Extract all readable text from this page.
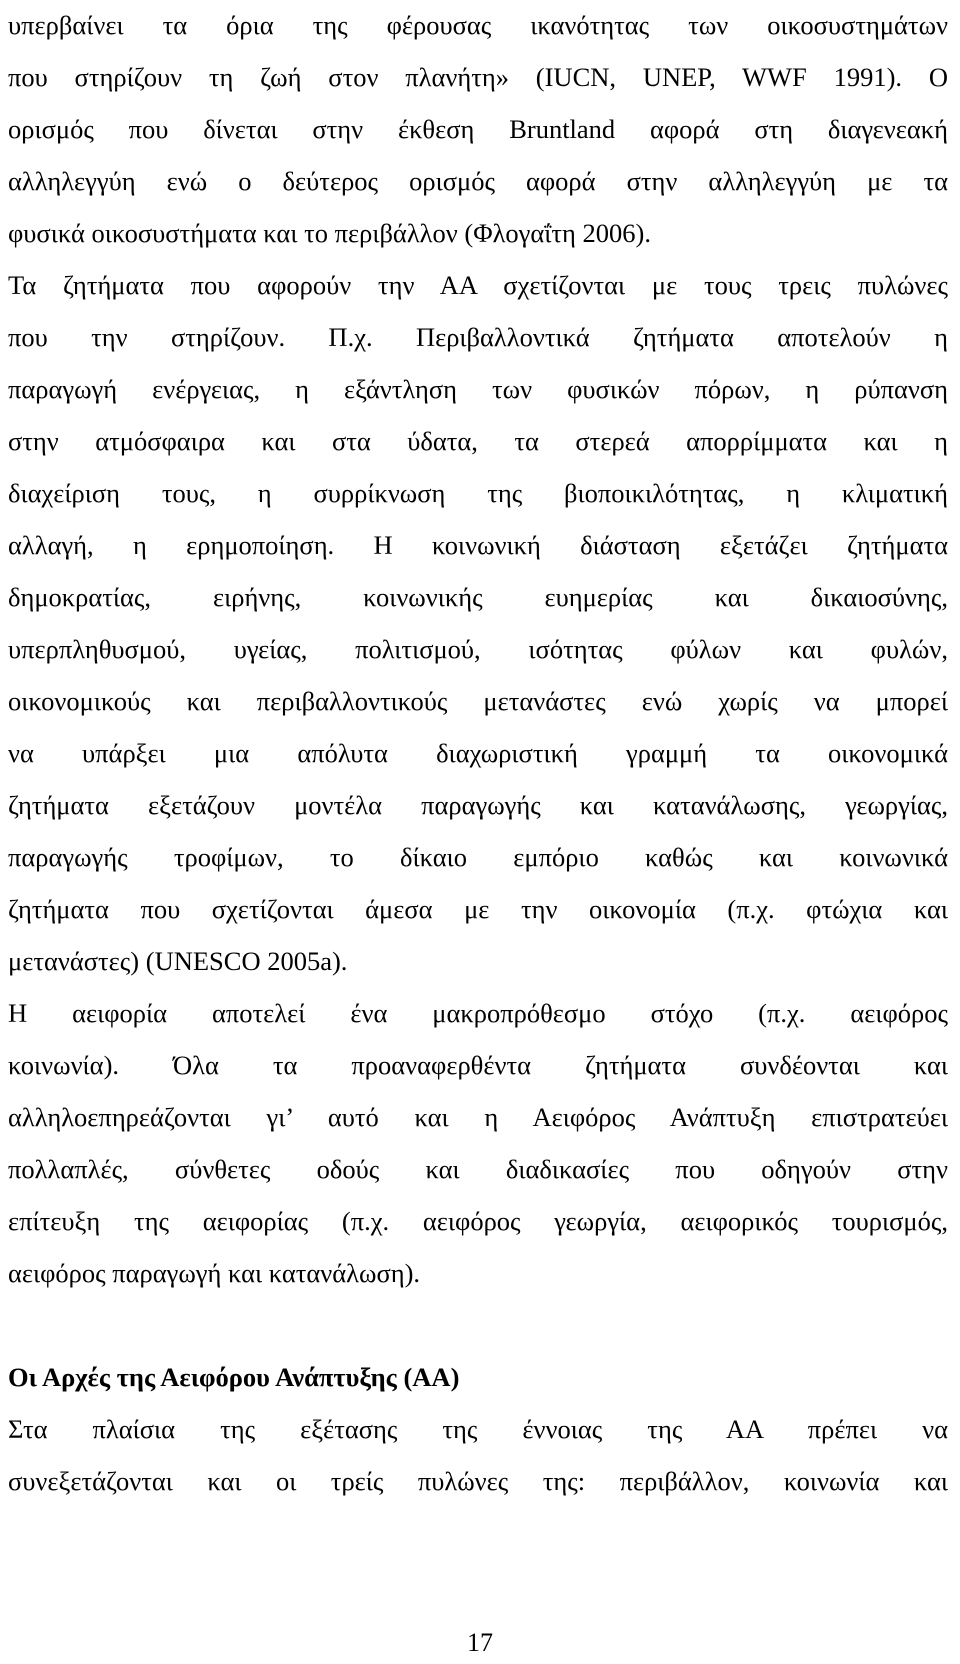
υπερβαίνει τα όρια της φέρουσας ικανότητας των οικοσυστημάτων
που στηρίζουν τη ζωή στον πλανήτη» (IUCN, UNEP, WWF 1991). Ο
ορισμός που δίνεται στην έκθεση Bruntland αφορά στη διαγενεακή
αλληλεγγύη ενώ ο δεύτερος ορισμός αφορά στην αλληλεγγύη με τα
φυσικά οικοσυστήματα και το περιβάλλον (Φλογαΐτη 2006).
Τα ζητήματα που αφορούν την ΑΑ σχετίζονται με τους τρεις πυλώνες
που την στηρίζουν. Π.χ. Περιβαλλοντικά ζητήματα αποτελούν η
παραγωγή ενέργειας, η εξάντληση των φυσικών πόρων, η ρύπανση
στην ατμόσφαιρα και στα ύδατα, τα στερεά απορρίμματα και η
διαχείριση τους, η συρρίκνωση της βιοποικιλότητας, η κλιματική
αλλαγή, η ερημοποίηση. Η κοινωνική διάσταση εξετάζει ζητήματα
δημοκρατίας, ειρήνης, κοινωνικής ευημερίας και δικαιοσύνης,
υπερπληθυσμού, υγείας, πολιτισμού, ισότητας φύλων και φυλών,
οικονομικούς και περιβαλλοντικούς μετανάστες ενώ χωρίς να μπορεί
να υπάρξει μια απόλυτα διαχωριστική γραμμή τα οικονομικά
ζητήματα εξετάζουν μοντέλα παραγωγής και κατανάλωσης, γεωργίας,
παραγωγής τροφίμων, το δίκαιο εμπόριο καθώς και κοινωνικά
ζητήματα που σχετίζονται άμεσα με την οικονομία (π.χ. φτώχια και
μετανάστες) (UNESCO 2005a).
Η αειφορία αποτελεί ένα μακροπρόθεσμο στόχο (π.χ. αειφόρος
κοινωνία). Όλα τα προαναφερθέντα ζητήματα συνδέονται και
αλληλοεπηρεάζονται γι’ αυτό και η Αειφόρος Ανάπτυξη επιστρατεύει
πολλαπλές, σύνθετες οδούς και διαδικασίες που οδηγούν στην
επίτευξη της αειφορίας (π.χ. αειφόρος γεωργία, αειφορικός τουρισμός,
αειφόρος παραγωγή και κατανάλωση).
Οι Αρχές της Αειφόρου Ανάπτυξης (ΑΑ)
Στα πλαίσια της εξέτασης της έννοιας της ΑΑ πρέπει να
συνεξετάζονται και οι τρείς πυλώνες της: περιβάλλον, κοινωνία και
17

========

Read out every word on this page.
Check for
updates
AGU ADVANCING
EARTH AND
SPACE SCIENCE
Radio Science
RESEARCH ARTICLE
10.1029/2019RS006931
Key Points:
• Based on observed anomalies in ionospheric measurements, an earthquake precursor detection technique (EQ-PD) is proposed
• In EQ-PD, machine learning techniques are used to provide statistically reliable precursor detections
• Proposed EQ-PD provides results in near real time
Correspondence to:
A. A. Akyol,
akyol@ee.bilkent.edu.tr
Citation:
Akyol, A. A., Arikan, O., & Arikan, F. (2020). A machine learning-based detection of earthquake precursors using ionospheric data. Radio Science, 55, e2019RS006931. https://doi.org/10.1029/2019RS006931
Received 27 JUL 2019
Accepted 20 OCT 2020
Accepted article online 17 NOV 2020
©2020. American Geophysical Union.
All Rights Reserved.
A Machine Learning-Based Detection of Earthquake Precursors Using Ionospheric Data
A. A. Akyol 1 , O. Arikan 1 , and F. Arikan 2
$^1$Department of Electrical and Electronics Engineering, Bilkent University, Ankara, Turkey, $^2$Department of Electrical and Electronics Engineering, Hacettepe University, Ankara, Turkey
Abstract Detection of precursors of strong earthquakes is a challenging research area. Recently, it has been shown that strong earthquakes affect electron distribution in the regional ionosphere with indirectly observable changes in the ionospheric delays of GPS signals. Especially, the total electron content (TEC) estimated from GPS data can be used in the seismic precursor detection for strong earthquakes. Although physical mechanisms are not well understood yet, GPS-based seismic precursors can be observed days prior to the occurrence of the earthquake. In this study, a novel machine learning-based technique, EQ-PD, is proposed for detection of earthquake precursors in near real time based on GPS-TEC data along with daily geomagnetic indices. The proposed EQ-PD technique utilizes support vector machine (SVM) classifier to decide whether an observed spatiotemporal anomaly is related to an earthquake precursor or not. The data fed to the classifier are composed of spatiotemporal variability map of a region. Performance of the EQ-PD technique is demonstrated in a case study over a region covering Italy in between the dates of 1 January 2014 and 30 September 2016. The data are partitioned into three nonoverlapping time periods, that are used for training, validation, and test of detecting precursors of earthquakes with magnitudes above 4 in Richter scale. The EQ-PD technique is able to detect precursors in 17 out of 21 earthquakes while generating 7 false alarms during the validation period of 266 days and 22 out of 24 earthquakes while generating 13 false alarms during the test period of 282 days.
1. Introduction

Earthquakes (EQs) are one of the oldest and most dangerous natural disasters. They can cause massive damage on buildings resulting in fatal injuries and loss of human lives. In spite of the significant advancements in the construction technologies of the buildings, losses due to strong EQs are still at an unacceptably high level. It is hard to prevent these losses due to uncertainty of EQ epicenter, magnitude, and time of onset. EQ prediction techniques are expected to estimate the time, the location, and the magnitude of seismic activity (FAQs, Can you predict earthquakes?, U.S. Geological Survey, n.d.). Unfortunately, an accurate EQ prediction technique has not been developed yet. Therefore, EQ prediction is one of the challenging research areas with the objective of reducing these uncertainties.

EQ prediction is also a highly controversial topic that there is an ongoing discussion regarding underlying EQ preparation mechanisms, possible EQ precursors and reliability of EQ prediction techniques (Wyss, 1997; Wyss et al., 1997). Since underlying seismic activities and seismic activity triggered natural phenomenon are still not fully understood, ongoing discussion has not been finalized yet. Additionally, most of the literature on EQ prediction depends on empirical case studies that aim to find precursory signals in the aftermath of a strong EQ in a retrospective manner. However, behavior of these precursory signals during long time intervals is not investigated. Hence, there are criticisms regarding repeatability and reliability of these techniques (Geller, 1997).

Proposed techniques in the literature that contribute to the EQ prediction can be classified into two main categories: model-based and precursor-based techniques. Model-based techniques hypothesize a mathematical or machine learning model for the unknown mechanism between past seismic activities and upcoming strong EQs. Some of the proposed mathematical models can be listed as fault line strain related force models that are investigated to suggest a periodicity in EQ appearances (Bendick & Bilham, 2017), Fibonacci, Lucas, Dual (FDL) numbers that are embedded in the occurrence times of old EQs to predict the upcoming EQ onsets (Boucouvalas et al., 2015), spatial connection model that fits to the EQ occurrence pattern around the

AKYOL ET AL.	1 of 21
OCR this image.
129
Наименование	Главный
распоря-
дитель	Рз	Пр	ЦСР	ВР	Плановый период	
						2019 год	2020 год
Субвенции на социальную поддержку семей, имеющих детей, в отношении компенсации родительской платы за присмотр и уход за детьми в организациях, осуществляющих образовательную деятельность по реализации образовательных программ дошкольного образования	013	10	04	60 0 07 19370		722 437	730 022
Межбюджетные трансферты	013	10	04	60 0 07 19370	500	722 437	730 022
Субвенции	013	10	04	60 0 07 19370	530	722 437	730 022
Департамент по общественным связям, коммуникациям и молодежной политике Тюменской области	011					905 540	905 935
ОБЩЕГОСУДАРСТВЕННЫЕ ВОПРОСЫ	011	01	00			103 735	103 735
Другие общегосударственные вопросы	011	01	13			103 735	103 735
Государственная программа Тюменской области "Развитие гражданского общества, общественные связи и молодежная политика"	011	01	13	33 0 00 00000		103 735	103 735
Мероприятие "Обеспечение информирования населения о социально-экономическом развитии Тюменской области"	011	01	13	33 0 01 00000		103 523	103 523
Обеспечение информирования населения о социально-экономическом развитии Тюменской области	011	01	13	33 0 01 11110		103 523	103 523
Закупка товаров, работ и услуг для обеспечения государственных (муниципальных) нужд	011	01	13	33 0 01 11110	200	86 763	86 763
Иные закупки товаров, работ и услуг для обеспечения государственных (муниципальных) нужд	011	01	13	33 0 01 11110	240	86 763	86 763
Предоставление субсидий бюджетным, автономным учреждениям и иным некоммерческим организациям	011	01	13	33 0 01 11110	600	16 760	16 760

========

▸ **Exercise requirements**: List every line above that holds the word "развитии".

▸ **Result**:
Мероприятие "Обеспечение информирования населения о социально-экономическом развитии Тюменской области"	011	01	13	33 0 01 00000		103 523	103 523
Обеспечение информирования населения о социально-экономическом развитии Тюменской области	011	01	13	33 0 01 11110		103 523	103 523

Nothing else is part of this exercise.